§ Goal:
Take the material below and retype it in full; pictures are left out.

§ Recorded information:
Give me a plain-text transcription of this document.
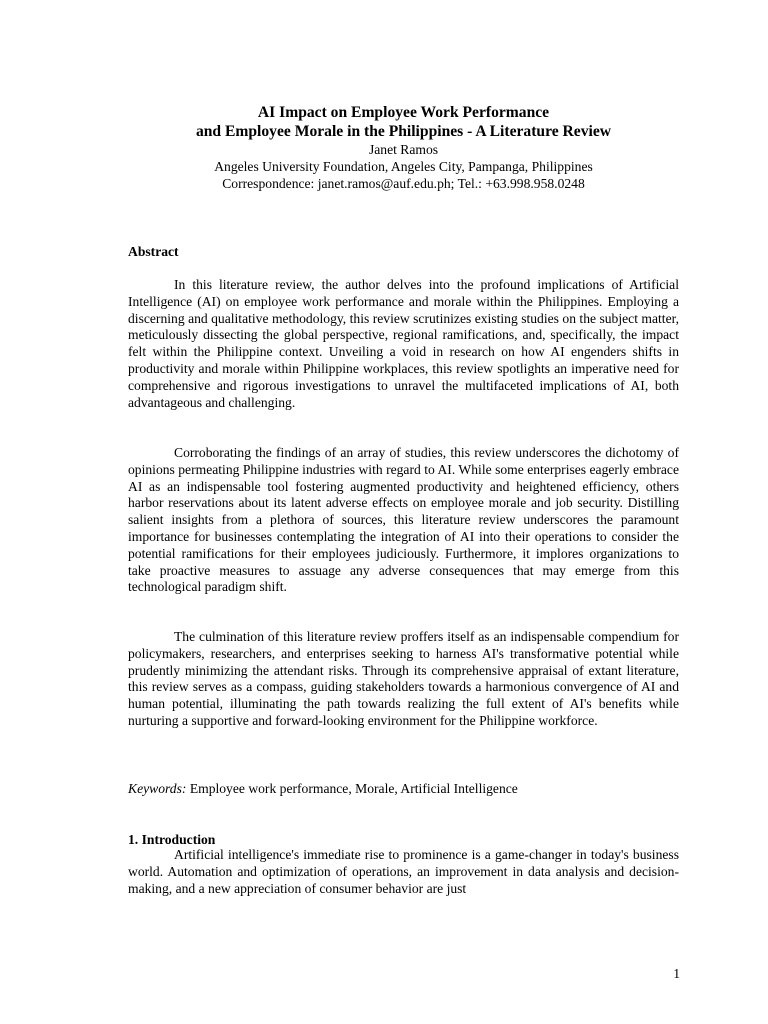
AI Impact on Employee Work Performance
and Employee Morale in the Philippines - A Literature Review
Janet Ramos
Angeles University Foundation, Angeles City, Pampanga, Philippines
Correspondence: janet.ramos@auf.edu.ph; Tel.: +63.998.958.0248
Abstract

In this literature review, the author delves into the profound implications of Artificial Intelligence (AI) on employee work performance and morale within the Philippines. Employing a discerning and qualitative methodology, this review scrutinizes existing studies on the subject matter, meticulously dissecting the global perspective, regional ramifications, and, specifically, the impact felt within the Philippine context. Unveiling a void in research on how AI engenders shifts in productivity and morale within Philippine workplaces, this review spotlights an imperative need for comprehensive and rigorous investigations to unravel the multifaceted implications of AI, both advantageous and challenging.

Corroborating the findings of an array of studies, this review underscores the dichotomy of opinions permeating Philippine industries with regard to AI. While some enterprises eagerly embrace AI as an indispensable tool fostering augmented productivity and heightened efficiency, others harbor reservations about its latent adverse effects on employee morale and job security. Distilling salient insights from a plethora of sources, this literature review underscores the paramount importance for businesses contemplating the integration of AI into their operations to consider the potential ramifications for their employees judiciously. Furthermore, it implores organizations to take proactive measures to assuage any adverse consequences that may emerge from this technological paradigm shift.

The culmination of this literature review proffers itself as an indispensable compendium for policymakers, researchers, and enterprises seeking to harness AI's transformative potential while prudently minimizing the attendant risks. Through its comprehensive appraisal of extant literature, this review serves as a compass, guiding stakeholders towards a harmonious convergence of AI and human potential, illuminating the path towards realizing the full extent of AI's benefits while nurturing a supportive and forward-looking environment for the Philippine workforce.

Keywords: Employee work performance, Morale, Artificial Intelligence
1. Introduction

Artificial intelligence's immediate rise to prominence is a game-changer in today's business world. Automation and optimization of operations, an improvement in data analysis and decision-making, and a new appreciation of consumer behavior are just

1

§ Reply to the exercise:
Give me a plain-text transcription of this document.
AI Impact on Employee Work Performance
and Employee Morale in the Philippines - A Literature Review
Janet Ramos
Angeles University Foundation, Angeles City, Pampanga, Philippines
Correspondence: janet.ramos@auf.edu.ph; Tel.: +63.998.958.0248
Abstract

In this literature review, the author delves into the profound implications of Artificial Intelligence (AI) on employee work performance and morale within the Philippines. Employing a discerning and qualitative methodology, this review scrutinizes existing studies on the subject matter, meticulously dissecting the global perspective, regional ramifications, and, specifically, the impact felt within the Philippine context. Unveiling a void in research on how AI engenders shifts in productivity and morale within Philippine workplaces, this review spotlights an imperative need for comprehensive and rigorous investigations to unravel the multifaceted implications of AI, both advantageous and challenging.

Corroborating the findings of an array of studies, this review underscores the dichotomy of opinions permeating Philippine industries with regard to AI. While some enterprises eagerly embrace AI as an indispensable tool fostering augmented productivity and heightened efficiency, others harbor reservations about its latent adverse effects on employee morale and job security. Distilling salient insights from a plethora of sources, this literature review underscores the paramount importance for businesses contemplating the integration of AI into their operations to consider the potential ramifications for their employees judiciously. Furthermore, it implores organizations to take proactive measures to assuage any adverse consequences that may emerge from this technological paradigm shift.

The culmination of this literature review proffers itself as an indispensable compendium for policymakers, researchers, and enterprises seeking to harness AI's transformative potential while prudently minimizing the attendant risks. Through its comprehensive appraisal of extant literature, this review serves as a compass, guiding stakeholders towards a harmonious convergence of AI and human potential, illuminating the path towards realizing the full extent of AI's benefits while nurturing a supportive and forward-looking environment for the Philippine workforce.

Keywords: Employee work performance, Morale, Artificial Intelligence
1. Introduction

Artificial intelligence's immediate rise to prominence is a game-changer in today's business world. Automation and optimization of operations, an improvement in data analysis and decision-making, and a new appreciation of consumer behavior are just

1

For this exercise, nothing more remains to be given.